====== Supplied data

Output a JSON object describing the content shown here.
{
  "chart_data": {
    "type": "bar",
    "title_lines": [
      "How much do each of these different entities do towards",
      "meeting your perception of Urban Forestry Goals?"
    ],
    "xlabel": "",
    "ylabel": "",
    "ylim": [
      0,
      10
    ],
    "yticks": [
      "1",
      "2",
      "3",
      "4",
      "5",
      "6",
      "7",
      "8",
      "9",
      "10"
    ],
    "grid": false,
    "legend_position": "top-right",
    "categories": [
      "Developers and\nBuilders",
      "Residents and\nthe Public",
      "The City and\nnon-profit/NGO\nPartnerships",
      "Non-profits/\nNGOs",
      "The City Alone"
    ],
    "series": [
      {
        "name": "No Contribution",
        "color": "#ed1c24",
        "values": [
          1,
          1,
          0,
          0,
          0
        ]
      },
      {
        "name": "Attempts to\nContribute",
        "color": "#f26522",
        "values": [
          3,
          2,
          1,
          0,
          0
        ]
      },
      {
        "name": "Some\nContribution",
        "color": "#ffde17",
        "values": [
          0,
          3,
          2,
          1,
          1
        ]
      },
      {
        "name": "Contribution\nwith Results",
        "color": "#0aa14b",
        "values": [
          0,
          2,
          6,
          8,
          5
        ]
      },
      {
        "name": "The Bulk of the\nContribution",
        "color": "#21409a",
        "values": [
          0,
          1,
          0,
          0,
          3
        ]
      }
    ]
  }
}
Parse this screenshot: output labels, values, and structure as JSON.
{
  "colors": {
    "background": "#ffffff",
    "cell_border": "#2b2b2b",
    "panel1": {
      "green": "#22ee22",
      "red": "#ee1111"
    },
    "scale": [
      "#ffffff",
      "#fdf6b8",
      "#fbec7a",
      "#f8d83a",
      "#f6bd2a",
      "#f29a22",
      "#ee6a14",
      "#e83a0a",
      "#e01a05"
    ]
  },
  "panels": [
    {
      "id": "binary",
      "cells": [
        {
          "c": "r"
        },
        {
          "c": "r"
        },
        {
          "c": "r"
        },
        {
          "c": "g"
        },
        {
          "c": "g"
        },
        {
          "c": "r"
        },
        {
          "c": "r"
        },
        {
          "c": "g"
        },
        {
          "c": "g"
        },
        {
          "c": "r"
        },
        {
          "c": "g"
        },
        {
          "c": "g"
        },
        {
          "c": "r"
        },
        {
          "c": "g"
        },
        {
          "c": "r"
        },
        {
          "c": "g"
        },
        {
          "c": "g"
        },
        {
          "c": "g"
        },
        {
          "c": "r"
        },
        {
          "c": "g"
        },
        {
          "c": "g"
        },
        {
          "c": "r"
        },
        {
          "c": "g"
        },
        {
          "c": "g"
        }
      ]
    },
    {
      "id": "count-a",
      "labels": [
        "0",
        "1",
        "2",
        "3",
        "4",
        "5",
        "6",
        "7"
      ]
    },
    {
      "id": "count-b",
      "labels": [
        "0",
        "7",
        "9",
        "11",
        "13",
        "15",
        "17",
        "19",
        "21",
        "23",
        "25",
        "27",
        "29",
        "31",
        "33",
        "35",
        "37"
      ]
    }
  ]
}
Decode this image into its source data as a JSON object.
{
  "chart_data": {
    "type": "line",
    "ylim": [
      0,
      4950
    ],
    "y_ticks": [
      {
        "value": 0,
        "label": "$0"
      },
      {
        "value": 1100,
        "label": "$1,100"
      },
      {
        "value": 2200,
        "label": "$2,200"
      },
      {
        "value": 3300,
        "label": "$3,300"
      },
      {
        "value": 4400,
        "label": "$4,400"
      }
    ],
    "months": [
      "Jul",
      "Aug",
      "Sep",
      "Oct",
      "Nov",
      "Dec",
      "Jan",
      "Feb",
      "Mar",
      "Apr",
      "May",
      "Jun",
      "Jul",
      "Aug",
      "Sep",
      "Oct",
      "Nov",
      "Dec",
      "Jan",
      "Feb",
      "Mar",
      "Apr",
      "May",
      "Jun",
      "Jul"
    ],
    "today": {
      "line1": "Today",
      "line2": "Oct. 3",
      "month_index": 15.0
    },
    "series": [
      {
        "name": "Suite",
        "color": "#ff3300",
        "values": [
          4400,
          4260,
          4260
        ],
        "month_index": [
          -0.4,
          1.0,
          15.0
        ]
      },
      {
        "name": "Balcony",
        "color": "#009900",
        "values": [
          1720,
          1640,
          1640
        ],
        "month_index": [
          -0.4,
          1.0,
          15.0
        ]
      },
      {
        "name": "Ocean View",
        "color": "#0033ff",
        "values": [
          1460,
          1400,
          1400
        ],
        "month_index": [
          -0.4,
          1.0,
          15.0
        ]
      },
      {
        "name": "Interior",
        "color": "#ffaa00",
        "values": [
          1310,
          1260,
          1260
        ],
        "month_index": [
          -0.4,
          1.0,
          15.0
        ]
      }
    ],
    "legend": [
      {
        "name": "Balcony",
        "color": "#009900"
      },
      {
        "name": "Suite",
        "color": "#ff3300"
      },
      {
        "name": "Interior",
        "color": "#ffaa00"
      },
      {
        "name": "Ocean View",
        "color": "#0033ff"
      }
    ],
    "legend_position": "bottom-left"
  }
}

============

Copy each line of the data above without altering a single character.

Output a JSON object describing the content shown here.
{
  "chart_data": {
    "type": "bar",
    "title_lines": [
      "How much do each of these different entities do towards",
      "meeting your perception of Urban Forestry Goals?"
    ],
    "xlabel": "",
    "ylabel": "",
    "ylim": [
      0,
      10
    ],
    "yticks": [
      "1",
      "2",
      "3",
      "4",
      "5",
      "6",
      "7",
      "8",
      "9",
      "10"
    ],
    "grid": false,
    "legend_position": "top-right",
    "categories": [
      "Developers and\nBuilders",
      "Residents and\nthe Public",
      "The City and\nnon-profit/NGO\nPartnerships",
      "Non-profits/\nNGOs",
      "The City Alone"
    ],
    "series": [
      {
        "name": "No Contribution",
        "color": "#ed1c24",
        "values": [
          1,
          1,
          0,
          0,
          0
        ]
      },
      {
        "name": "Attempts to\nContribute",
        "color": "#f26522",
        "values": [
          3,
          2,
          1,
          0,
          0
        ]
      },
      {
        "name": "Some\nContribution",
        "color": "#ffde17",
        "values": [
          0,
          3,
          2,
          1,
          1
        ]
      },
      {
        "name": "Contribution\nwith Results",
        "color": "#0aa14b",
        "values": [
          0,
          2,
          6,
          8,
          5
        ]
      },
      {
        "name": "The Bulk of the\nContribution",
        "color": "#21409a",
        "values": [
          0,
          1,
          0,
          0,
          3
        ]
      }
    ]
  }
}
Parse this screenshot: output labels, values, and structure as JSON.
{
  "colors": {
    "background": "#ffffff",
    "cell_border": "#2b2b2b",
    "panel1": {
      "green": "#22ee22",
      "red": "#ee1111"
    },
    "scale": [
      "#ffffff",
      "#fdf6b8",
      "#fbec7a",
      "#f8d83a",
      "#f6bd2a",
      "#f29a22",
      "#ee6a14",
      "#e83a0a",
      "#e01a05"
    ]
  },
  "panels": [
    {
      "id": "binary",
      "cells": [
        {
          "c": "r"
        },
        {
          "c": "r"
        },
        {
          "c": "r"
        },
        {
          "c": "g"
        },
        {
          "c": "g"
        },
        {
          "c": "r"
        },
        {
          "c": "r"
        },
        {
          "c": "g"
        },
        {
          "c": "g"
        },
        {
          "c": "r"
        },
        {
          "c": "g"
        },
        {
          "c": "g"
        },
        {
          "c": "r"
        },
        {
          "c": "g"
        },
        {
          "c": "r"
        },
        {
          "c": "g"
        },
        {
          "c": "g"
        },
        {
          "c": "g"
        },
        {
          "c": "r"
        },
        {
          "c": "g"
        },
        {
          "c": "g"
        },
        {
          "c": "r"
        },
        {
          "c": "g"
        },
        {
          "c": "g"
        }
      ]
    },
    {
      "id": "count-a",
      "labels": [
        "0",
        "1",
        "2",
        "3",
        "4",
        "5",
        "6",
        "7"
      ]
    },
    {
      "id": "count-b",
      "labels": [
        "0",
        "7",
        "9",
        "11",
        "13",
        "15",
        "17",
        "19",
        "21",
        "23",
        "25",
        "27",
        "29",
        "31",
        "33",
        "35",
        "37"
      ]
    }
  ]
}
Decode this image into its source data as a JSON object.
{
  "chart_data": {
    "type": "line",
    "ylim": [
      0,
      4950
    ],
    "y_ticks": [
      {
        "value": 0,
        "label": "$0"
      },
      {
        "value": 1100,
        "label": "$1,100"
      },
      {
        "value": 2200,
        "label": "$2,200"
      },
      {
        "value": 3300,
        "label": "$3,300"
      },
      {
        "value": 4400,
        "label": "$4,400"
      }
    ],
    "months": [
      "Jul",
      "Aug",
      "Sep",
      "Oct",
      "Nov",
      "Dec",
      "Jan",
      "Feb",
      "Mar",
      "Apr",
      "May",
      "Jun",
      "Jul",
      "Aug",
      "Sep",
      "Oct",
      "Nov",
      "Dec",
      "Jan",
      "Feb",
      "Mar",
      "Apr",
      "May",
      "Jun",
      "Jul"
    ],
    "today": {
      "line1": "Today",
      "line2": "Oct. 3",
      "month_index": 15.0
    },
    "series": [
      {
        "name": "Suite",
        "color": "#ff3300",
        "values": [
          4400,
          4260,
          4260
        ],
        "month_index": [
          -0.4,
          1.0,
          15.0
        ]
      },
      {
        "name": "Balcony",
        "color": "#009900",
        "values": [
          1720,
          1640,
          1640
        ],
        "month_index": [
          -0.4,
          1.0,
          15.0
        ]
      },
      {
        "name": "Ocean View",
        "color": "#0033ff",
        "values": [
          1460,
          1400,
          1400
        ],
        "month_index": [
          -0.4,
          1.0,
          15.0
        ]
      },
      {
        "name": "Interior",
        "color": "#ffaa00",
        "values": [
          1310,
          1260,
          1260
        ],
        "month_index": [
          -0.4,
          1.0,
          15.0
        ]
      }
    ],
    "legend": [
      {
        "name": "Balcony",
        "color": "#009900"
      },
      {
        "name": "Suite",
        "color": "#ff3300"
      },
      {
        "name": "Interior",
        "color": "#ffaa00"
      },
      {
        "name": "Ocean View",
        "color": "#0033ff"
      }
    ],
    "legend_position": "bottom-left"
  }
}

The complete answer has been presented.